• **EXERCISE AIM**: Below are the records; copy each line in them that holds the word "rendre".

---------------

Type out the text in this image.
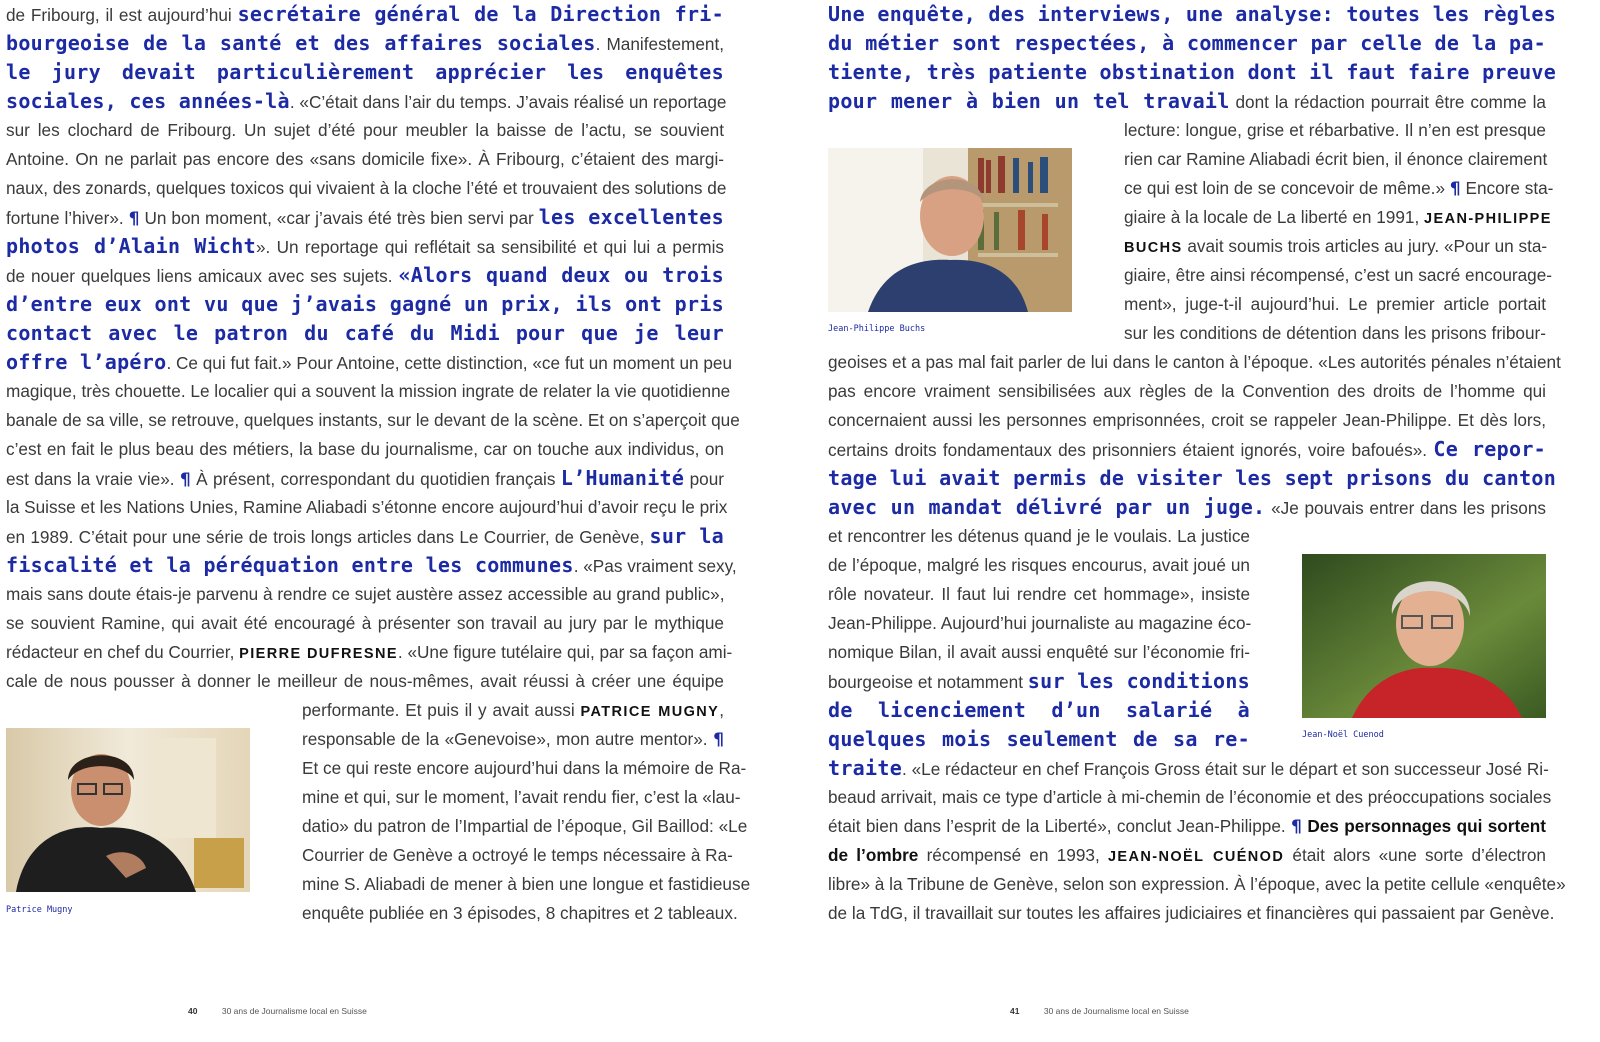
de Fribourg, il est aujourd’hui secrétaire général de la Direction fri-
bourgeoise de la santé et des affaires sociales. Manifestement,
le jury devait particulièrement apprécier les enquêtes
sociales, ces années-là. «C’était dans l’air du temps. J’avais réalisé un reportage
sur les clochard de Fribourg. Un sujet d’été pour meubler la baisse de l’actu, se souvient
Antoine. On ne parlait pas encore des «sans domicile fixe». À Fribourg, c’étaient des margi-
naux, des zonards, quelques toxicos qui vivaient à la cloche l’été et trouvaient des solutions de
fortune l’hiver». ¶ Un bon moment, «car j’avais été très bien servi par les excellentes
photos d’Alain Wicht». Un reportage qui reflétait sa sensibilité et qui lui a permis
de nouer quelques liens amicaux avec ses sujets. «Alors quand deux ou trois
d’entre eux ont vu que j’avais gagné un prix, ils ont pris
contact avec le patron du café du Midi pour que je leur
offre l’apéro. Ce qui fut fait.» Pour Antoine, cette distinction, «ce fut un moment un peu
magique, très chouette. Le localier qui a souvent la mission ingrate de relater la vie quotidienne
banale de sa ville, se retrouve, quelques instants, sur le devant de la scène. Et on s’aperçoit que
c’est en fait le plus beau des métiers, la base du journalisme, car on touche aux individus, on
est dans la vraie vie». ¶ À présent, correspondant du quotidien français L’Humanité pour
la Suisse et les Nations Unies, Ramine Aliabadi s’étonne encore aujourd’hui d’avoir reçu le prix
en 1989. C’était pour une série de trois longs articles dans Le Courrier, de Genève, sur la
fiscalité et la péréquation entre les communes. «Pas vraiment sexy,
mais sans doute étais-je parvenu à rendre ce sujet austère assez accessible au grand public»,
se souvient Ramine, qui avait été encouragé à présenter son travail au jury par le mythique
rédacteur en chef du Courrier, PIERRE DUFRESNE. «Une figure tutélaire qui, par sa façon ami-
cale de nous pousser à donner le meilleur de nous-mêmes, avait réussi à créer une équipe
performante. Et puis il y avait aussi PATRICE MUGNY,
responsable de la «Genevoise», mon autre mentor». ¶
Et ce qui reste encore aujourd’hui dans la mémoire de Ra-
mine et qui, sur le moment, l’avait rendu fier, c’est la «lau-
datio» du patron de l’Impartial de l’époque, Gil Baillod: «Le
Courrier de Genève a octroyé le temps nécessaire à Ra-
mine S. Aliabadi de mener à bien une longue et fastidieuse
enquête publiée en 3 épisodes, 8 chapitres et 2 tableaux.
Patrice Mugny
40	30 ans de Journalisme local en Suisse
Une enquête, des interviews, une analyse: toutes les règles
du métier sont respectées, à commencer par celle de la pa-
tiente, très patiente obstination dont il faut faire preuve
pour mener à bien un tel travail dont la rédaction pourrait être comme la
lecture: longue, grise et rébarbative. Il n’en est presque
rien car Ramine Aliabadi écrit bien, il énonce clairement
ce qui est loin de se concevoir de même.» ¶ Encore sta-
giaire à la locale de La liberté en 1991, JEAN-PHILIPPE
BUCHS avait soumis trois articles au jury. «Pour un sta-
giaire, être ainsi récompensé, c’est un sacré encourage-
ment», juge-t-il aujourd’hui. Le premier article portait
sur les conditions de détention dans les prisons fribour-
geoises et a pas mal fait parler de lui dans le canton à l’époque. «Les autorités pénales n’étaient
pas encore vraiment sensibilisées aux règles de la Convention des droits de l’homme qui
concernaient aussi les personnes emprisonnées, croit se rappeler Jean-Philippe. Et dès lors,
certains droits fondamentaux des prisonniers étaient ignorés, voire bafoués». Ce repor-
tage lui avait permis de visiter les sept prisons du canton
avec un mandat délivré par un juge. «Je pouvais entrer dans les prisons
et rencontrer les détenus quand je le voulais. La justice
de l’époque, malgré les risques encourus, avait joué un
rôle novateur. Il faut lui rendre cet hommage», insiste
Jean-Philippe. Aujourd’hui journaliste au magazine éco-
nomique Bilan, il avait aussi enquêté sur l’économie fri-
bourgeoise et notamment sur les conditions
de licenciement d’un salarié à
quelques mois seulement de sa re-
traite. «Le rédacteur en chef François Gross était sur le départ et son successeur José Ri-
beaud arrivait, mais ce type d’article à mi-chemin de l’économie et des préoccupations sociales
était bien dans l’esprit de la Liberté», conclut Jean-Philippe. ¶ Des personnages qui sortent
de l’ombre récompensé en 1993, JEAN-NOËL CUÉNOD était alors «une sorte d’électron
libre» à la Tribune de Genève, selon son expression. À l’époque, avec la petite cellule «enquête»
de la TdG, il travaillait sur toutes les affaires judiciaires et financières qui passaient par Genève.
Jean-Philippe Buchs
Jean-Noël Cuenod
41	30 ans de Journalisme local en Suisse
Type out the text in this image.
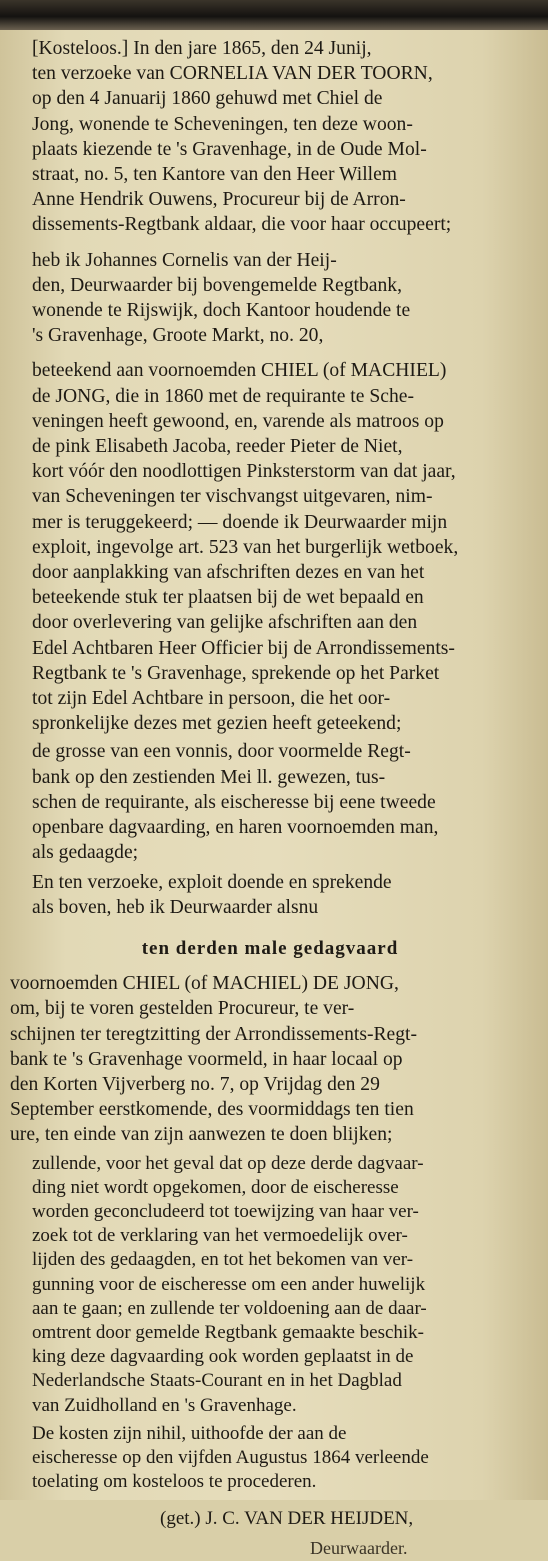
[Kosteloos.] In den jare 1865, den 24 Junij,
ten verzoeke van CORNELIA VAN DER TOORN,
op den 4 Januarij 1860 gehuwd met Chiel de
Jong, wonende te Scheveningen, ten deze woon-
plaats kiezende te 's Gravenhage, in de Oude Mol-
straat, no. 5, ten Kantore van den Heer Willem
Anne Hendrik Ouwens, Procureur bij de Arron-
dissements-Regtbank aldaar, die voor haar occupeert;
heb ik Johannes Cornelis van der Heij-
den, Deurwaarder bij bovengemelde Regtbank,
wonende te Rijswijk, doch Kantoor houdende te
's Gravenhage, Groote Markt, no. 20,
beteekend aan voornoemden CHIEL (of MACHIEL)
de JONG, die in 1860 met de requirante te Sche-
veningen heeft gewoond, en, varende als matroos op
de pink Elisabeth Jacoba, reeder Pieter de Niet,
kort vóór den noodlottigen Pinksterstorm van dat jaar,
van Scheveningen ter vischvangst uitgevaren, nim-
mer is teruggekeerd; — doende ik Deurwaarder mijn
exploit, ingevolge art. 523 van het burgerlijk wetboek,
door aanplakking van afschriften dezes en van het
beteekende stuk ter plaatsen bij de wet bepaald en
door overlevering van gelijke afschriften aan den
Edel Achtbaren Heer Officier bij de Arrondissements-
Regtbank te 's Gravenhage, sprekende op het Parket
tot zijn Edel Achtbare in persoon, die het oor-
spronkelijke dezes met gezien heeft geteekend;
de grosse van een vonnis, door voormelde Regt-
bank op den zestienden Mei ll. gewezen, tus-
schen de requirante, als eischeresse bij eene tweede
openbare dagvaarding, en haren voornoemden man,
als gedaagde;
En ten verzoeke, exploit doende en sprekende
als boven, heb ik Deurwaarder alsnu
ten derden male gedagvaard
voornoemden CHIEL (of MACHIEL) DE JONG,
om, bij te voren gestelden Procureur, te ver-
schijnen ter teregtzitting der Arrondissements-Regt-
bank te 's Gravenhage voormeld, in haar locaal op
den Korten Vijverberg no. 7, op Vrijdag den 29
September eerstkomende, des voormiddags ten tien
ure, ten einde van zijn aanwezen te doen blijken;
zullende, voor het geval dat op deze derde dagvaar-
ding niet wordt opgekomen, door de eischeresse
worden geconcludeerd tot toewijzing van haar ver-
zoek tot de verklaring van het vermoedelijk over-
lijden des gedaagden, en tot het bekomen van ver-
gunning voor de eischeresse om een ander huwelijk
aan te gaan; en zullende ter voldoening aan de daar-
omtrent door gemelde Regtbank gemaakte beschik-
king deze dagvaarding ook worden geplaatst in de
Nederlandsche Staats-Courant en in het Dagblad
van Zuidholland en 's Gravenhage.
De kosten zijn nihil, uithoofde der aan de
eischeresse op den vijfden Augustus 1864 verleende
toelating om kosteloos te procederen.
(get.) J. C. VAN DER HEIJDEN,
Deurwaarder.
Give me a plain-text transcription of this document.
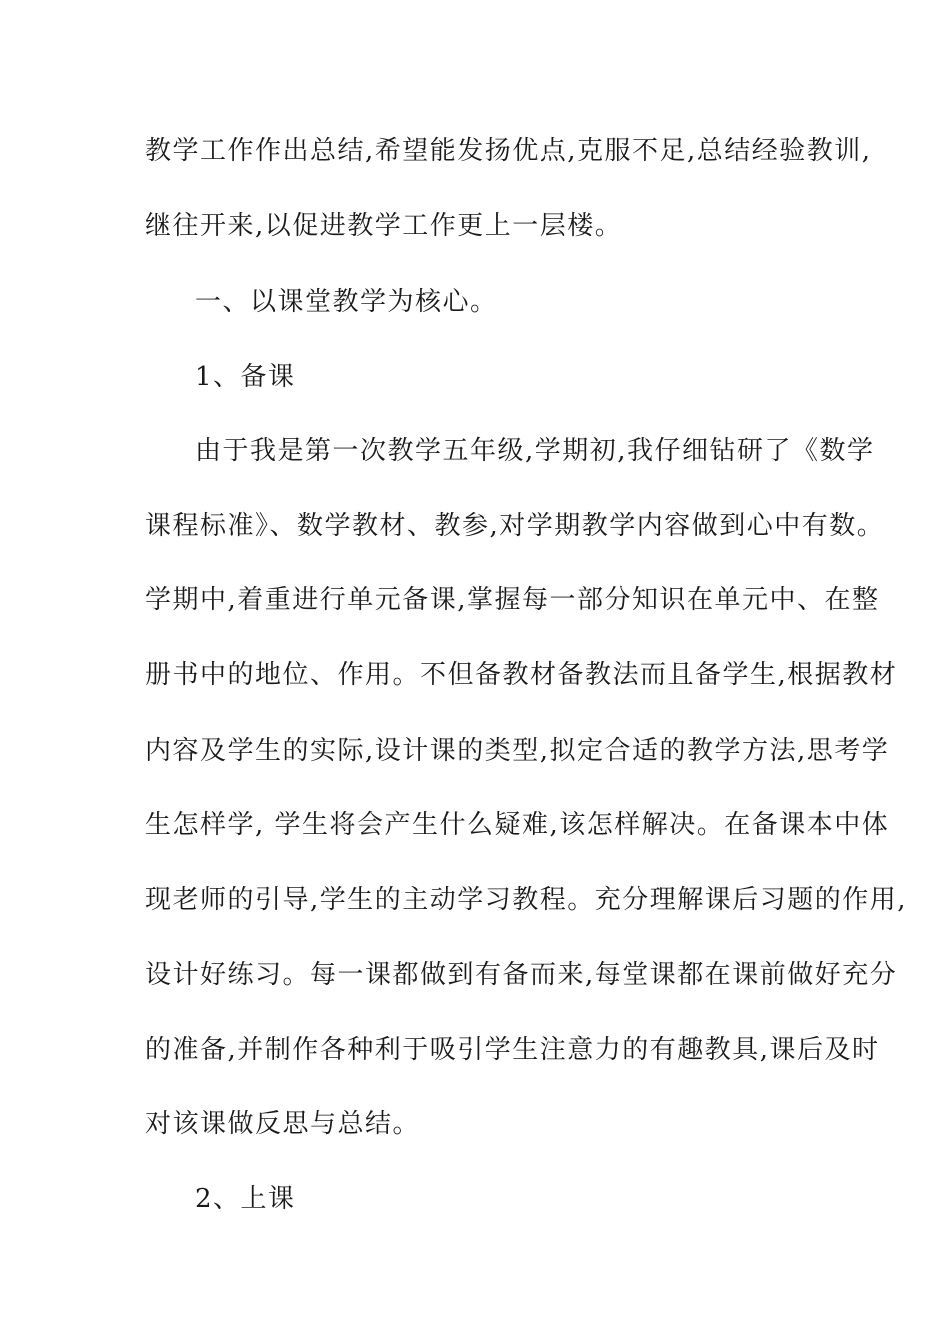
教学工作作出总结,希望能发扬优点,克服不足,总结经验教训,
继往开来,以促进教学工作更上一层楼。
一、以课堂教学为核心。
1、备课
由于我是第一次教学五年级,学期初,我仔细钻研了《数学
课程标准》、数学教材、教参,对学期教学内容做到心中有数。
学期中,着重进行单元备课,掌握每一部分知识在单元中、在整
册书中的地位、作用。不但备教材备教法而且备学生,根据教材
内容及学生的实际,设计课的类型,拟定合适的教学方法,思考学
生怎样学, 学生将会产生什么疑难,该怎样解决。在备课本中体
现老师的引导,学生的主动学习教程。充分理解课后习题的作用,
设计好练习。每一课都做到有备而来,每堂课都在课前做好充分
的准备,并制作各种利于吸引学生注意力的有趣教具,课后及时
对该课做反思与总结。
2、上课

---------------

• **COMPLETE ANSWER**:
mais sans doute étais-je parvenu à rendre ce sujet austère assez accessible au grand public»,
rôle novateur. Il faut lui rendre cet hommage», insiste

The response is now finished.